Work instruction
Please set down the data word for word; images do not go in the copy.

※ ※ ※

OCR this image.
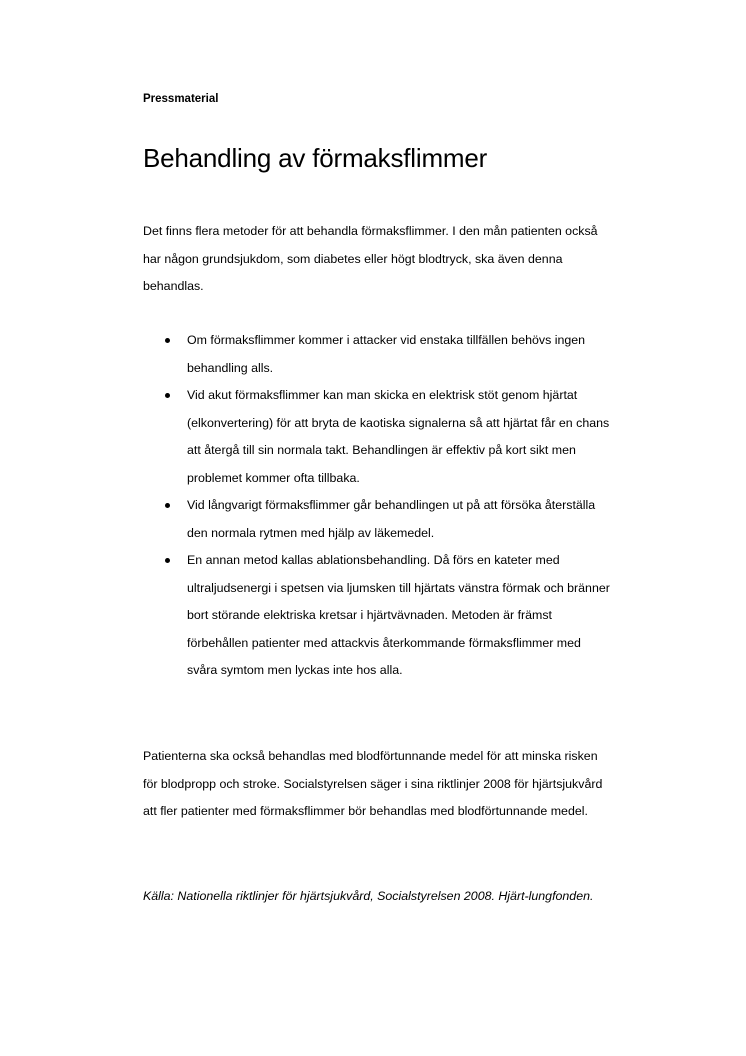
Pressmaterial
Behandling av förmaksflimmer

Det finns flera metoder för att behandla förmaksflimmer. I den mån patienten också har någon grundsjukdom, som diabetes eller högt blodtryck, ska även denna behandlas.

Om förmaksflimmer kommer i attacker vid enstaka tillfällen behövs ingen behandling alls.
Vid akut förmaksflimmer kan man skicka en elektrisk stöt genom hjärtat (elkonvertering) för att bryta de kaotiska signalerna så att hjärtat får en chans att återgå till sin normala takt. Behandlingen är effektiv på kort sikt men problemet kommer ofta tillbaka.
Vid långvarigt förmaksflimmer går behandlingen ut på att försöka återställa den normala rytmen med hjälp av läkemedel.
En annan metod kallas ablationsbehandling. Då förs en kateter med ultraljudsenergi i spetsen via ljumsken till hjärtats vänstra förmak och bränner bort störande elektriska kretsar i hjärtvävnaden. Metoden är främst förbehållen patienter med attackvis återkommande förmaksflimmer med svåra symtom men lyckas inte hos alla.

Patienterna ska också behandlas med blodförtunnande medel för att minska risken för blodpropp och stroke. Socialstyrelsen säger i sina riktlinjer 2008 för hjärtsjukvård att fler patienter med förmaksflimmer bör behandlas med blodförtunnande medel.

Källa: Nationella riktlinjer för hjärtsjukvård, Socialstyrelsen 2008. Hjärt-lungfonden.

※ ※ ※

Your solution
OCR this image.
Pressmaterial
Behandling av förmaksflimmer

Det finns flera metoder för att behandla förmaksflimmer. I den mån patienten också har någon grundsjukdom, som diabetes eller högt blodtryck, ska även denna behandlas.

Om förmaksflimmer kommer i attacker vid enstaka tillfällen behövs ingen behandling alls.
Vid akut förmaksflimmer kan man skicka en elektrisk stöt genom hjärtat (elkonvertering) för att bryta de kaotiska signalerna så att hjärtat får en chans att återgå till sin normala takt. Behandlingen är effektiv på kort sikt men problemet kommer ofta tillbaka.
Vid långvarigt förmaksflimmer går behandlingen ut på att försöka återställa den normala rytmen med hjälp av läkemedel.
En annan metod kallas ablationsbehandling. Då förs en kateter med ultraljudsenergi i spetsen via ljumsken till hjärtats vänstra förmak och bränner bort störande elektriska kretsar i hjärtvävnaden. Metoden är främst förbehållen patienter med attackvis återkommande förmaksflimmer med svåra symtom men lyckas inte hos alla.

Patienterna ska också behandlas med blodförtunnande medel för att minska risken för blodpropp och stroke. Socialstyrelsen säger i sina riktlinjer 2008 för hjärtsjukvård att fler patienter med förmaksflimmer bör behandlas med blodförtunnande medel.

Källa: Nationella riktlinjer för hjärtsjukvård, Socialstyrelsen 2008. Hjärt-lungfonden.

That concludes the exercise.